Prompt: Extract every line that contains the word "bevonható".

--- start of Listed entries ---

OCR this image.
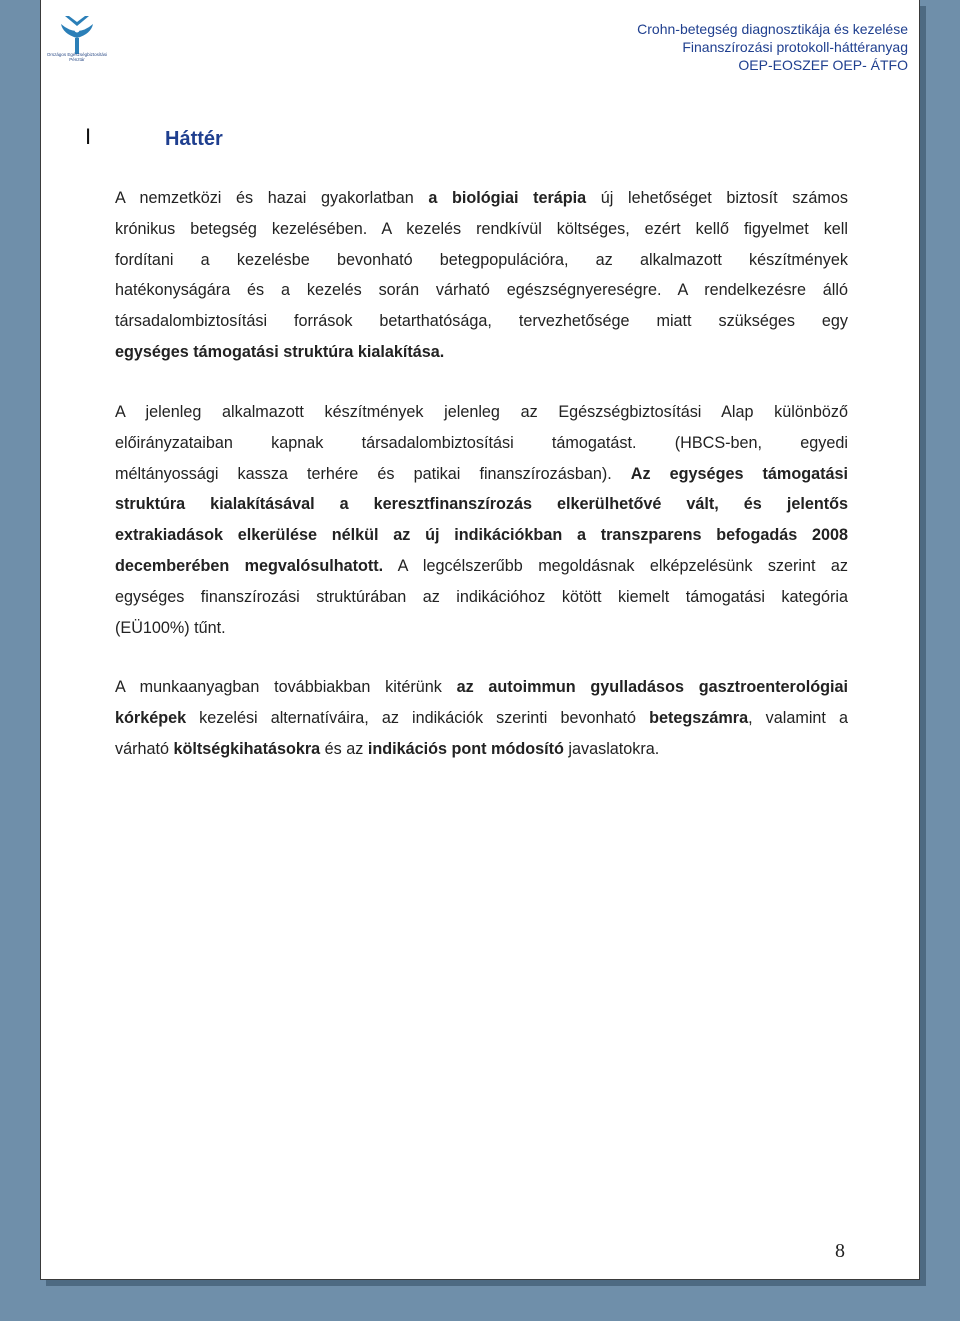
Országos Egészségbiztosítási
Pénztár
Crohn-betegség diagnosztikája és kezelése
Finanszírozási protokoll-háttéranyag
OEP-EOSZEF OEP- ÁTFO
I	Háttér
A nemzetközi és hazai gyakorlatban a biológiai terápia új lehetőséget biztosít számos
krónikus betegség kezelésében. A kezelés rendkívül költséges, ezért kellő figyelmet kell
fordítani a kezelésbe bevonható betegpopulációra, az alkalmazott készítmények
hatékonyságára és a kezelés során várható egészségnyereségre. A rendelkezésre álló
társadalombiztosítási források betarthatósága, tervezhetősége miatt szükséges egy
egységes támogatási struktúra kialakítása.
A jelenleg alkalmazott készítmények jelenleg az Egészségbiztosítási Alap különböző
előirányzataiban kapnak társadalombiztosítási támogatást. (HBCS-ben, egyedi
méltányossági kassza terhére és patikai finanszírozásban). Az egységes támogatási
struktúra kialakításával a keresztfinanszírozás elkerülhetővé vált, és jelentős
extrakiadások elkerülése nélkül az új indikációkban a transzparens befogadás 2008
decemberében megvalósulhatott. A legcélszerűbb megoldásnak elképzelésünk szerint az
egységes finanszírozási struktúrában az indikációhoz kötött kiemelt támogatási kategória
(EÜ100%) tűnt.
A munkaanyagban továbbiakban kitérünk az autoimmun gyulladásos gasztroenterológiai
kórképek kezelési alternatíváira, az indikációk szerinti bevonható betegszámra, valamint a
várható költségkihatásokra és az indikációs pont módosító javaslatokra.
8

--- end of Listed entries ---
--- start of Listed entries ---

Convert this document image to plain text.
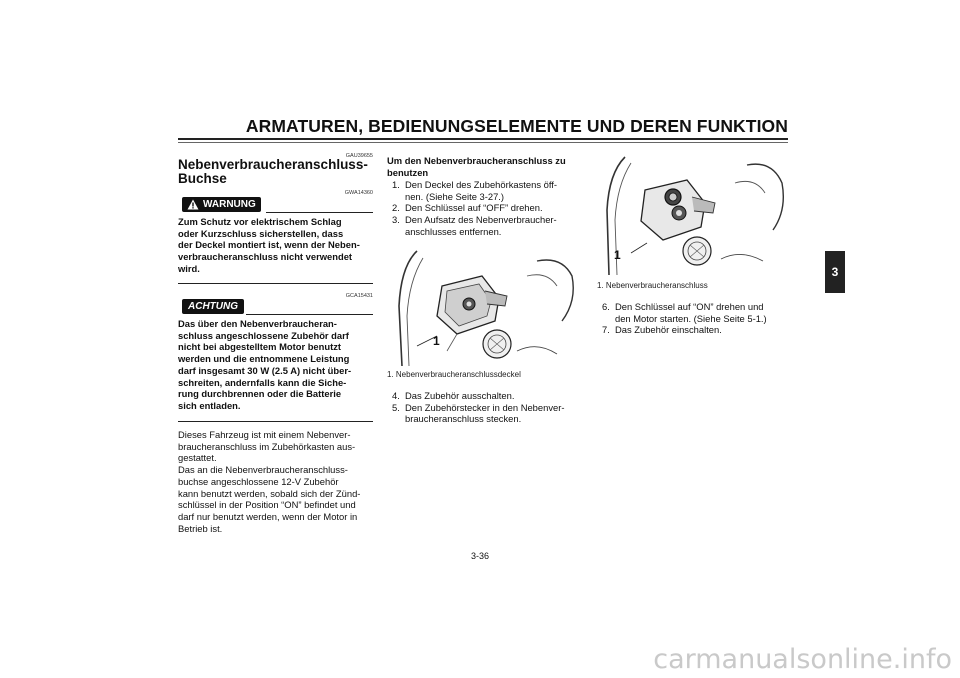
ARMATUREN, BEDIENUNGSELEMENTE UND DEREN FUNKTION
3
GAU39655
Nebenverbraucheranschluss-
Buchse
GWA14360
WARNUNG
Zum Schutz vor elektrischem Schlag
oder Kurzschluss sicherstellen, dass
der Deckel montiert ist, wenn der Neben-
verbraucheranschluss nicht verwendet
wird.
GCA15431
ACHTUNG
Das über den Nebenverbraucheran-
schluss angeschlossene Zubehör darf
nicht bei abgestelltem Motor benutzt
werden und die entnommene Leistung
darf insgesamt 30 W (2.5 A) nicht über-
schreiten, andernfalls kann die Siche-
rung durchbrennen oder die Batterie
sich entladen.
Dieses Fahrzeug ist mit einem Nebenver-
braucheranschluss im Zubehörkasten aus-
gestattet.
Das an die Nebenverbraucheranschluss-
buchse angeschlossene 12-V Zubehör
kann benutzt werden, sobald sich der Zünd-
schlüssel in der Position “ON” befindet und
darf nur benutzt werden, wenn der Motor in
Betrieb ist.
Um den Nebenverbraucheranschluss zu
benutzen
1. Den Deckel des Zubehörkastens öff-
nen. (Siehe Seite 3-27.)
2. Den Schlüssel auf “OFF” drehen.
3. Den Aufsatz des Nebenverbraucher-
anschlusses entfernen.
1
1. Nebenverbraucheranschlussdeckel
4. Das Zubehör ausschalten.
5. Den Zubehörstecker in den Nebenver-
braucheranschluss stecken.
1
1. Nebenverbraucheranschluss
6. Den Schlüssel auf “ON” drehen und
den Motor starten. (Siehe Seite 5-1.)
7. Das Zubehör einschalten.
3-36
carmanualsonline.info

--- end of Listed entries ---

Result for this exercise:
fordítani a kezelésbe bevonható betegpopulációra, az alkalmazott készítmények
kórképek kezelési alternatíváira, az indikációk szerinti bevonható betegszámra, valamint a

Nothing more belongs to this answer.